━━━━━ INFORMATION PROVIDED ━━━━━
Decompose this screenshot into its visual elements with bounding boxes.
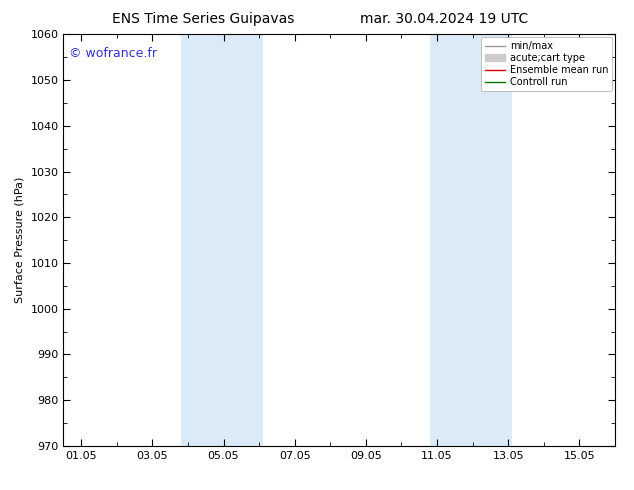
Text: © wofrance.fr: © wofrance.fr (69, 47, 157, 60)
Legend: min/max, acute;cart type, Ensemble mean run, Controll run: min/max, acute;cart type, Ensemble mean … (481, 37, 612, 91)
Bar (430, 34, 512, 446)
Y-axis label: Surface Pressure (hPa): Surface Pressure (hPa) (15, 177, 25, 303)
Text: mar. 30.04.2024 19 UTC: mar. 30.04.2024 19 UTC (359, 12, 528, 26)
Bar (181, 34, 262, 446)
Text: ENS Time Series Guipavas: ENS Time Series Guipavas (112, 12, 294, 26)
━━━━━
_GIVEN EXERCISE_
Write out all of the rows above word for word, omitting the picture.

_FULL ANSWER_
Decompose this screenshot into its visual elements with bounding boxes.
Text: © wofrance.fr: © wofrance.fr (69, 47, 157, 60)
Legend: min/max, acute;cart type, Ensemble mean run, Controll run: min/max, acute;cart type, Ensemble mean … (481, 37, 612, 91)
Bar (430, 34, 512, 446)
Y-axis label: Surface Pressure (hPa): Surface Pressure (hPa) (15, 177, 25, 303)
Text: mar. 30.04.2024 19 UTC: mar. 30.04.2024 19 UTC (359, 12, 528, 26)
Bar (181, 34, 262, 446)
Text: ENS Time Series Guipavas: ENS Time Series Guipavas (112, 12, 294, 26)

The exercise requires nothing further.